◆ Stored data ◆
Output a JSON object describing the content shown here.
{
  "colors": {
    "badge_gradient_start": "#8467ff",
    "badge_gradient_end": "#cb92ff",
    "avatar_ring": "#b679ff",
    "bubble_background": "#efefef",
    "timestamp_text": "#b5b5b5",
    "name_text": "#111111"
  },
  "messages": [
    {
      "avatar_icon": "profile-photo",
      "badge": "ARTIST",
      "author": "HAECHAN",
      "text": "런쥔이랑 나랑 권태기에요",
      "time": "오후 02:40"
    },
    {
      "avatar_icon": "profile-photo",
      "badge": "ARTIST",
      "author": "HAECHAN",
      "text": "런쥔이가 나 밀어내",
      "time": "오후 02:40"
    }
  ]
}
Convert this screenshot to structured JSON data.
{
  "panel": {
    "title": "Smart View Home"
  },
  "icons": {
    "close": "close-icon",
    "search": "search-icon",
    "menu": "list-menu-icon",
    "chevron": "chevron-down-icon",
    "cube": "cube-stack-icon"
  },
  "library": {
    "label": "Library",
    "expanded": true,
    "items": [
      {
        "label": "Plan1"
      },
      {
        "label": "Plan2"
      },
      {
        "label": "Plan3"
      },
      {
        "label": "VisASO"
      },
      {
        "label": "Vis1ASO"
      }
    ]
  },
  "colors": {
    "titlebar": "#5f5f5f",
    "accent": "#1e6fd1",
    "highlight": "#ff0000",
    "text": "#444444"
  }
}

◆ THE PROBLEM ◆
Make an exact copy of the records.

◆ REPLY TO THE TASK ◆
Output a JSON object describing the content shown here.
{
  "colors": {
    "badge_gradient_start": "#8467ff",
    "badge_gradient_end": "#cb92ff",
    "avatar_ring": "#b679ff",
    "bubble_background": "#efefef",
    "timestamp_text": "#b5b5b5",
    "name_text": "#111111"
  },
  "messages": [
    {
      "avatar_icon": "profile-photo",
      "badge": "ARTIST",
      "author": "HAECHAN",
      "text": "런쥔이랑 나랑 권태기에요",
      "time": "오후 02:40"
    },
    {
      "avatar_icon": "profile-photo",
      "badge": "ARTIST",
      "author": "HAECHAN",
      "text": "런쥔이가 나 밀어내",
      "time": "오후 02:40"
    }
  ]
}
Convert this screenshot to structured JSON data.
{
  "panel": {
    "title": "Smart View Home"
  },
  "icons": {
    "close": "close-icon",
    "search": "search-icon",
    "menu": "list-menu-icon",
    "chevron": "chevron-down-icon",
    "cube": "cube-stack-icon"
  },
  "library": {
    "label": "Library",
    "expanded": true,
    "items": [
      {
        "label": "Plan1"
      },
      {
        "label": "Plan2"
      },
      {
        "label": "Plan3"
      },
      {
        "label": "VisASO"
      },
      {
        "label": "Vis1ASO"
      }
    ]
  },
  "colors": {
    "titlebar": "#5f5f5f",
    "accent": "#1e6fd1",
    "highlight": "#ff0000",
    "text": "#444444"
  }
}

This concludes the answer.